Give all of the lines again exactly as they read.

--- start of Input data ---

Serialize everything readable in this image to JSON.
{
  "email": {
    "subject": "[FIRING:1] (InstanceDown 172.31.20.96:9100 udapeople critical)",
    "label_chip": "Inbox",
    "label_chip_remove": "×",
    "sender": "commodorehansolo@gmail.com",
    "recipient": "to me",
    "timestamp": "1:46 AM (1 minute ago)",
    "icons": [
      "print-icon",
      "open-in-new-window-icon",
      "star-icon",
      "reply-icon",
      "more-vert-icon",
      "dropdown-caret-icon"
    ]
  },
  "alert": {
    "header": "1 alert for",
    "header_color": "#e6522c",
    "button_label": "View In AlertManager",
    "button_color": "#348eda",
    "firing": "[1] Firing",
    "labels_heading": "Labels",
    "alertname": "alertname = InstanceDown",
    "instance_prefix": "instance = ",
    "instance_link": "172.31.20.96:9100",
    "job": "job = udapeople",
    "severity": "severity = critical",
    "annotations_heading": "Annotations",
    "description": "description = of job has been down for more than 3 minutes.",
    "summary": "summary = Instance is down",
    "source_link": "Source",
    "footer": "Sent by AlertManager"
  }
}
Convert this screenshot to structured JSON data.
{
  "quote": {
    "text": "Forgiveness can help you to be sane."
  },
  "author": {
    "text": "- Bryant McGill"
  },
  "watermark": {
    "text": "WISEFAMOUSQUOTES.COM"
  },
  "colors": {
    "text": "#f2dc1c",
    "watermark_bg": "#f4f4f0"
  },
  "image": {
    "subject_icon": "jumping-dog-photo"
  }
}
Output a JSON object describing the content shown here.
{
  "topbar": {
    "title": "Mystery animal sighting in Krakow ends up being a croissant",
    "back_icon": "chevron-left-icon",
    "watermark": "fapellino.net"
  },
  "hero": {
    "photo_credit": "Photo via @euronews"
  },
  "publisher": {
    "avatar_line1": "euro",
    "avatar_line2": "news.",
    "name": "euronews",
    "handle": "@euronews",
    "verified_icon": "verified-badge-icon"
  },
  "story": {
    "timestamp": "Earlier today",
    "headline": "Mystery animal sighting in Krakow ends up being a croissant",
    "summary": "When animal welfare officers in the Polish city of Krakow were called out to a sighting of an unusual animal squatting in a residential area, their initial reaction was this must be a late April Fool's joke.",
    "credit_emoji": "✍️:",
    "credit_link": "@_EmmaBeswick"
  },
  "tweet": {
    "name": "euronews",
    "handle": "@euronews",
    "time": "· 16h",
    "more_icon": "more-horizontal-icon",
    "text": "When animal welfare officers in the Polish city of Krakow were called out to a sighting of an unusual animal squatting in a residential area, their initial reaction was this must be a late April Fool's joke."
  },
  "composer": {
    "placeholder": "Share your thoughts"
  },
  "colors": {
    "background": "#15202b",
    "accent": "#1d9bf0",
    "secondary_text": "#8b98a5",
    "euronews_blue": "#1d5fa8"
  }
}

--- end of Input data ---

## Reply to the exercise
Serialize everything readable in this image to JSON.
{
  "email": {
    "subject": "[FIRING:1] (InstanceDown 172.31.20.96:9100 udapeople critical)",
    "label_chip": "Inbox",
    "label_chip_remove": "×",
    "sender": "commodorehansolo@gmail.com",
    "recipient": "to me",
    "timestamp": "1:46 AM (1 minute ago)",
    "icons": [
      "print-icon",
      "open-in-new-window-icon",
      "star-icon",
      "reply-icon",
      "more-vert-icon",
      "dropdown-caret-icon"
    ]
  },
  "alert": {
    "header": "1 alert for",
    "header_color": "#e6522c",
    "button_label": "View In AlertManager",
    "button_color": "#348eda",
    "firing": "[1] Firing",
    "labels_heading": "Labels",
    "alertname": "alertname = InstanceDown",
    "instance_prefix": "instance = ",
    "instance_link": "172.31.20.96:9100",
    "job": "job = udapeople",
    "severity": "severity = critical",
    "annotations_heading": "Annotations",
    "description": "description = of job has been down for more than 3 minutes.",
    "summary": "summary = Instance is down",
    "source_link": "Source",
    "footer": "Sent by AlertManager"
  }
}
Convert this screenshot to structured JSON data.
{
  "quote": {
    "text": "Forgiveness can help you to be sane."
  },
  "author": {
    "text": "- Bryant McGill"
  },
  "watermark": {
    "text": "WISEFAMOUSQUOTES.COM"
  },
  "colors": {
    "text": "#f2dc1c",
    "watermark_bg": "#f4f4f0"
  },
  "image": {
    "subject_icon": "jumping-dog-photo"
  }
}
Output a JSON object describing the content shown here.
{
  "topbar": {
    "title": "Mystery animal sighting in Krakow ends up being a croissant",
    "back_icon": "chevron-left-icon",
    "watermark": "fapellino.net"
  },
  "hero": {
    "photo_credit": "Photo via @euronews"
  },
  "publisher": {
    "avatar_line1": "euro",
    "avatar_line2": "news.",
    "name": "euronews",
    "handle": "@euronews",
    "verified_icon": "verified-badge-icon"
  },
  "story": {
    "timestamp": "Earlier today",
    "headline": "Mystery animal sighting in Krakow ends up being a croissant",
    "summary": "When animal welfare officers in the Polish city of Krakow were called out to a sighting of an unusual animal squatting in a residential area, their initial reaction was this must be a late April Fool's joke.",
    "credit_emoji": "✍️:",
    "credit_link": "@_EmmaBeswick"
  },
  "tweet": {
    "name": "euronews",
    "handle": "@euronews",
    "time": "· 16h",
    "more_icon": "more-horizontal-icon",
    "text": "When animal welfare officers in the Polish city of Krakow were called out to a sighting of an unusual animal squatting in a residential area, their initial reaction was this must be a late April Fool's joke."
  },
  "composer": {
    "placeholder": "Share your thoughts"
  },
  "colors": {
    "background": "#15202b",
    "accent": "#1d9bf0",
    "secondary_text": "#8b98a5",
    "euronews_blue": "#1d5fa8"
  }
}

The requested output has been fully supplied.